**PROBLEM TO SOLVE**. Rewrite the material below with every "colorbar-tick-label" changed to "scale-tick-label", keeping everything else the same and omitting the pictures.

**PROVIDED RECORDS**.
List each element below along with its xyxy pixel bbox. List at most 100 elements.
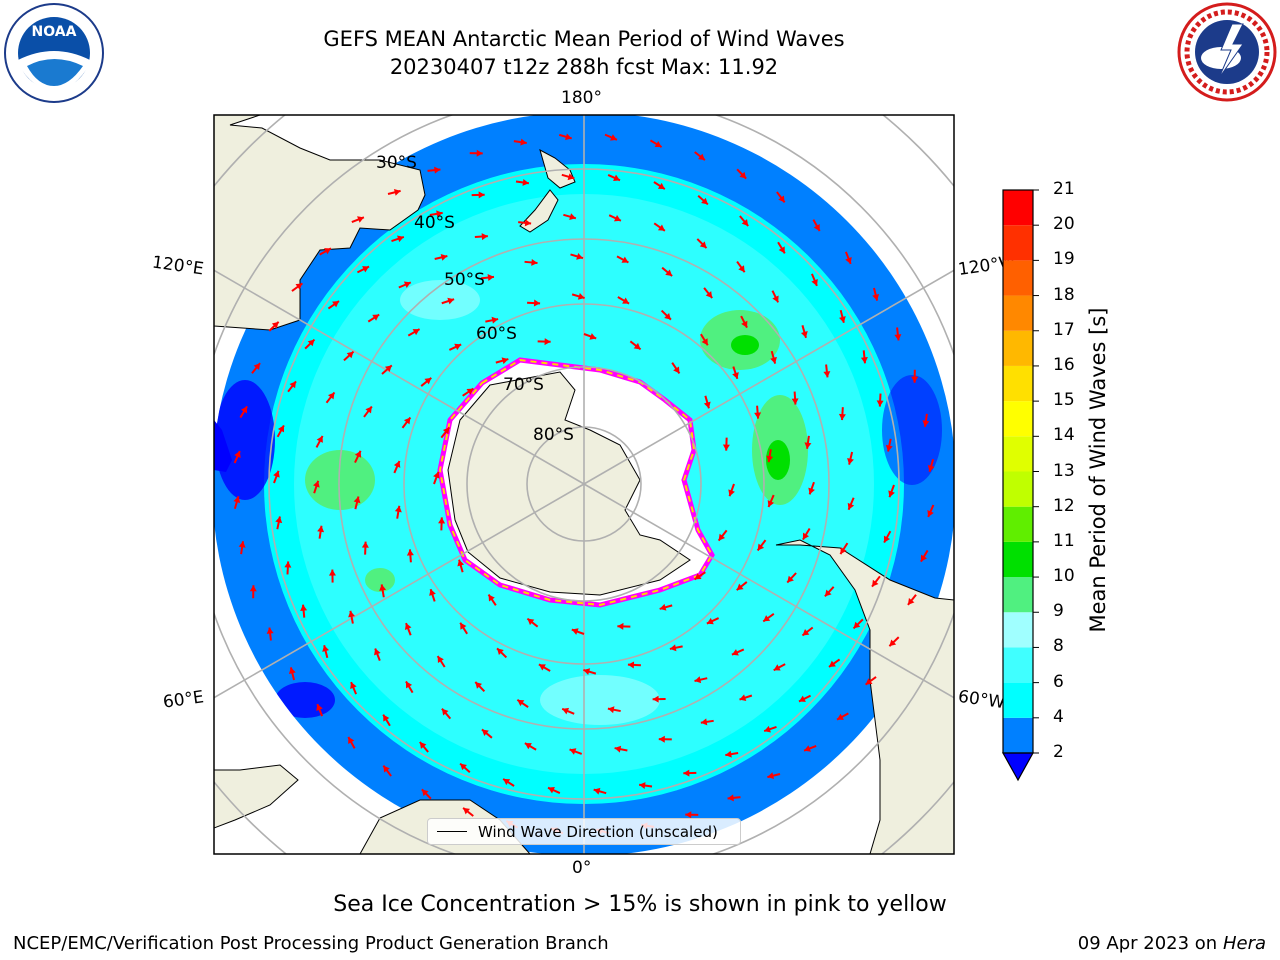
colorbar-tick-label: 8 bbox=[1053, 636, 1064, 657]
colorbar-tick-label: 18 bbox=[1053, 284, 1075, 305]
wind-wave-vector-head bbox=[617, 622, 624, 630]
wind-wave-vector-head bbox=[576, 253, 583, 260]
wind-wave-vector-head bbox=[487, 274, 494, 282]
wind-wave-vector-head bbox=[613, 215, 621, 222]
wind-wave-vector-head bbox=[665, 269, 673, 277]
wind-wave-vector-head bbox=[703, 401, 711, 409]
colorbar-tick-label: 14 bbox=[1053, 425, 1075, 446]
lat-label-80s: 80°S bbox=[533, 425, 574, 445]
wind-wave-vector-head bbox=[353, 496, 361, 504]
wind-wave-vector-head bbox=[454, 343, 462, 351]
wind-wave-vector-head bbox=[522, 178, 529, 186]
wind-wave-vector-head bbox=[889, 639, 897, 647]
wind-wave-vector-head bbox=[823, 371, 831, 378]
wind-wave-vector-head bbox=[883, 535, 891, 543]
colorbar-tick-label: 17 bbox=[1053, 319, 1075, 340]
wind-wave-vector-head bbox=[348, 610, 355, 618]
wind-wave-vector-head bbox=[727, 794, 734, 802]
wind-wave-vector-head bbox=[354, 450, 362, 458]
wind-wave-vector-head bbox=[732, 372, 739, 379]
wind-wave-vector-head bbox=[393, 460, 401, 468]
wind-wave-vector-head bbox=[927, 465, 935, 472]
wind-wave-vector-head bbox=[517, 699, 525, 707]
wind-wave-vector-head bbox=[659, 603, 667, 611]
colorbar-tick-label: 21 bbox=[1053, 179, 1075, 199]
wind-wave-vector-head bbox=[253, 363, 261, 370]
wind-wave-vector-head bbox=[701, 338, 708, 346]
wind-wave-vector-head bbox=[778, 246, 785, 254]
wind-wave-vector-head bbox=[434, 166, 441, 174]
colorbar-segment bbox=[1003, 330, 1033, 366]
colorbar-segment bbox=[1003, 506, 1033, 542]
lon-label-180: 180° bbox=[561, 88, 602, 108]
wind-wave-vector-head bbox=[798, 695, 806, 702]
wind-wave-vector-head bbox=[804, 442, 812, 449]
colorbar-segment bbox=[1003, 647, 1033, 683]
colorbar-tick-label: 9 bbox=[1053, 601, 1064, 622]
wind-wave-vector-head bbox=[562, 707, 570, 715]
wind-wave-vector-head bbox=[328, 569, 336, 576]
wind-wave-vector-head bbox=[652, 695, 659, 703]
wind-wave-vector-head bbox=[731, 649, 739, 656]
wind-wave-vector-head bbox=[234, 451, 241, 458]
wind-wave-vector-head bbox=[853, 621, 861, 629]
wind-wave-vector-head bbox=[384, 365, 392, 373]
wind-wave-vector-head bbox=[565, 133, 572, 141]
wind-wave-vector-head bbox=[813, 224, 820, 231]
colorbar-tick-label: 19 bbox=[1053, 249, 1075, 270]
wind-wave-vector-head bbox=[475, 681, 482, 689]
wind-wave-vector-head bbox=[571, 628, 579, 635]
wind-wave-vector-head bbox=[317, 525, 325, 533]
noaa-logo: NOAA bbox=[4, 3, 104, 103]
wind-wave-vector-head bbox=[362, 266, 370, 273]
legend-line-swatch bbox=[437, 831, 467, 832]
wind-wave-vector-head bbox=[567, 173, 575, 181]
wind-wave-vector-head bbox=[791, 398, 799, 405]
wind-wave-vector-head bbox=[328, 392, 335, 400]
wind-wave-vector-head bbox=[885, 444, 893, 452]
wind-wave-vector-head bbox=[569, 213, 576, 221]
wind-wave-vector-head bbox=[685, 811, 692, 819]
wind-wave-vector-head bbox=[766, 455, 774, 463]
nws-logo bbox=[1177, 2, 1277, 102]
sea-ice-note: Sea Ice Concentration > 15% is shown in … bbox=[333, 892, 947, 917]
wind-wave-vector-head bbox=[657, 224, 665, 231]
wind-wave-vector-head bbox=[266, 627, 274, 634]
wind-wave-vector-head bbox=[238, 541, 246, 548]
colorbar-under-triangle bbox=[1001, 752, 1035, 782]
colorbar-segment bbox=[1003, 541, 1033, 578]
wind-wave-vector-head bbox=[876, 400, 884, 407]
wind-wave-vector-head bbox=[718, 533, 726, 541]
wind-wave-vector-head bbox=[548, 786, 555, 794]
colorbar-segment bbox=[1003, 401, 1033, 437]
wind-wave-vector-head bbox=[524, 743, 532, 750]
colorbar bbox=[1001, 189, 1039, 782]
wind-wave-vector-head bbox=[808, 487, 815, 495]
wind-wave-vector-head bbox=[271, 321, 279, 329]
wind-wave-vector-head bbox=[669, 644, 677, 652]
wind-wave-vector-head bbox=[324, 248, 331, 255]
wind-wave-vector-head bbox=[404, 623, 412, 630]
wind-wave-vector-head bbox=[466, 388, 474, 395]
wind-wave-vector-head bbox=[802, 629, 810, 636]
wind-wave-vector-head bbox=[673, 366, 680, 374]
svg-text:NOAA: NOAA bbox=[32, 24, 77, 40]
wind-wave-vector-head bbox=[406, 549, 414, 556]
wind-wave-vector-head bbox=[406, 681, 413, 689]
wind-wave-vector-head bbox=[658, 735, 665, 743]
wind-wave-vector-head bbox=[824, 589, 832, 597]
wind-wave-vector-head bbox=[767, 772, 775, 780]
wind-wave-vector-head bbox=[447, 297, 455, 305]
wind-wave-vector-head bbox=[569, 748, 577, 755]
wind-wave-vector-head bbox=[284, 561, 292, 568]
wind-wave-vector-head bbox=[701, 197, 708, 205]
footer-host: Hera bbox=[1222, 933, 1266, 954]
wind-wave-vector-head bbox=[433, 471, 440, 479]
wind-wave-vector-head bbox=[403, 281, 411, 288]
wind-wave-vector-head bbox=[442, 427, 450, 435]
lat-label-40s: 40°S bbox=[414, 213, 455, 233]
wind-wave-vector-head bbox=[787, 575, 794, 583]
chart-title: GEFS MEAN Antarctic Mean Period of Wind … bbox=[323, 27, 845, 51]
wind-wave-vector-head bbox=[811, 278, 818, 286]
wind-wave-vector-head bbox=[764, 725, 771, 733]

**THE COMPLETED TASK**.
List each element below along with its xyxy pixel bbox. List at most 100 elements.
scale-tick-label: 8 bbox=[1053, 636, 1064, 657]
scale-tick-label: 18 bbox=[1053, 284, 1075, 305]
wind-wave-vector-head bbox=[617, 622, 624, 630]
wind-wave-vector-head bbox=[576, 253, 583, 260]
wind-wave-vector-head bbox=[487, 274, 494, 282]
wind-wave-vector-head bbox=[613, 215, 621, 222]
wind-wave-vector-head bbox=[665, 269, 673, 277]
wind-wave-vector-head bbox=[703, 401, 711, 409]
scale-tick-label: 14 bbox=[1053, 425, 1075, 446]
lat-label-80s: 80°S bbox=[533, 425, 574, 445]
wind-wave-vector-head bbox=[353, 496, 361, 504]
wind-wave-vector-head bbox=[454, 343, 462, 351]
wind-wave-vector-head bbox=[522, 178, 529, 186]
wind-wave-vector-head bbox=[889, 639, 897, 647]
wind-wave-vector-head bbox=[823, 371, 831, 378]
wind-wave-vector-head bbox=[883, 535, 891, 543]
scale-tick-label: 17 bbox=[1053, 319, 1075, 340]
wind-wave-vector-head bbox=[348, 610, 355, 618]
wind-wave-vector-head bbox=[727, 794, 734, 802]
wind-wave-vector-head bbox=[354, 450, 362, 458]
wind-wave-vector-head bbox=[732, 372, 739, 379]
wind-wave-vector-head bbox=[393, 460, 401, 468]
wind-wave-vector-head bbox=[927, 465, 935, 472]
wind-wave-vector-head bbox=[517, 699, 525, 707]
wind-wave-vector-head bbox=[659, 603, 667, 611]
scale-tick-label: 21 bbox=[1053, 179, 1075, 199]
wind-wave-vector-head bbox=[253, 363, 261, 370]
wind-wave-vector-head bbox=[701, 338, 708, 346]
wind-wave-vector-head bbox=[778, 246, 785, 254]
wind-wave-vector-head bbox=[434, 166, 441, 174]
colorbar-segment bbox=[1003, 330, 1033, 366]
colorbar-segment bbox=[1003, 506, 1033, 542]
lon-label-180: 180° bbox=[561, 88, 602, 108]
wind-wave-vector-head bbox=[798, 695, 806, 702]
wind-wave-vector-head bbox=[804, 442, 812, 449]
colorbar-segment bbox=[1003, 647, 1033, 683]
scale-tick-label: 9 bbox=[1053, 601, 1064, 622]
wind-wave-vector-head bbox=[562, 707, 570, 715]
wind-wave-vector-head bbox=[328, 569, 336, 576]
wind-wave-vector-head bbox=[652, 695, 659, 703]
wind-wave-vector-head bbox=[731, 649, 739, 656]
wind-wave-vector-head bbox=[234, 451, 241, 458]
wind-wave-vector-head bbox=[853, 621, 861, 629]
wind-wave-vector-head bbox=[384, 365, 392, 373]
wind-wave-vector-head bbox=[565, 133, 572, 141]
wind-wave-vector-head bbox=[813, 224, 820, 231]
scale-tick-label: 19 bbox=[1053, 249, 1075, 270]
wind-wave-vector-head bbox=[475, 681, 482, 689]
wind-wave-vector-head bbox=[571, 628, 579, 635]
wind-wave-vector-head bbox=[317, 525, 325, 533]
noaa-logo: NOAA bbox=[4, 3, 104, 103]
wind-wave-vector-head bbox=[362, 266, 370, 273]
legend-line-swatch bbox=[437, 831, 467, 832]
wind-wave-vector-head bbox=[567, 173, 575, 181]
wind-wave-vector-head bbox=[791, 398, 799, 405]
wind-wave-vector-head bbox=[328, 392, 335, 400]
wind-wave-vector-head bbox=[885, 444, 893, 452]
wind-wave-vector-head bbox=[569, 213, 576, 221]
wind-wave-vector-head bbox=[685, 811, 692, 819]
wind-wave-vector-head bbox=[766, 455, 774, 463]
nws-logo bbox=[1177, 2, 1277, 102]
sea-ice-note: Sea Ice Concentration > 15% is shown in … bbox=[333, 892, 947, 917]
wind-wave-vector-head bbox=[657, 224, 665, 231]
wind-wave-vector-head bbox=[266, 627, 274, 634]
wind-wave-vector-head bbox=[238, 541, 246, 548]
colorbar-under-triangle bbox=[1001, 752, 1035, 782]
colorbar-segment bbox=[1003, 541, 1033, 578]
wind-wave-vector-head bbox=[876, 400, 884, 407]
wind-wave-vector-head bbox=[718, 533, 726, 541]
wind-wave-vector-head bbox=[548, 786, 555, 794]
colorbar-segment bbox=[1003, 401, 1033, 437]
wind-wave-vector-head bbox=[524, 743, 532, 750]
colorbar bbox=[1001, 189, 1039, 782]
wind-wave-vector-head bbox=[808, 487, 815, 495]
wind-wave-vector-head bbox=[271, 321, 279, 329]
wind-wave-vector-head bbox=[669, 644, 677, 652]
wind-wave-vector-head bbox=[324, 248, 331, 255]
wind-wave-vector-head bbox=[404, 623, 412, 630]
wind-wave-vector-head bbox=[466, 388, 474, 395]
wind-wave-vector-head bbox=[802, 629, 810, 636]
wind-wave-vector-head bbox=[673, 366, 680, 374]
svg-text:NOAA: NOAA bbox=[32, 24, 77, 40]
wind-wave-vector-head bbox=[406, 549, 414, 556]
wind-wave-vector-head bbox=[406, 681, 413, 689]
wind-wave-vector-head bbox=[658, 735, 665, 743]
wind-wave-vector-head bbox=[824, 589, 832, 597]
wind-wave-vector-head bbox=[767, 772, 775, 780]
wind-wave-vector-head bbox=[447, 297, 455, 305]
wind-wave-vector-head bbox=[569, 748, 577, 755]
wind-wave-vector-head bbox=[284, 561, 292, 568]
wind-wave-vector-head bbox=[701, 197, 708, 205]
footer-host: Hera bbox=[1222, 933, 1266, 954]
wind-wave-vector-head bbox=[433, 471, 440, 479]
wind-wave-vector-head bbox=[403, 281, 411, 288]
wind-wave-vector-head bbox=[442, 427, 450, 435]
lat-label-40s: 40°S bbox=[414, 213, 455, 233]
wind-wave-vector-head bbox=[787, 575, 794, 583]
chart-title: GEFS MEAN Antarctic Mean Period of Wind … bbox=[323, 27, 845, 51]
wind-wave-vector-head bbox=[811, 278, 818, 286]
wind-wave-vector-head bbox=[764, 725, 771, 733]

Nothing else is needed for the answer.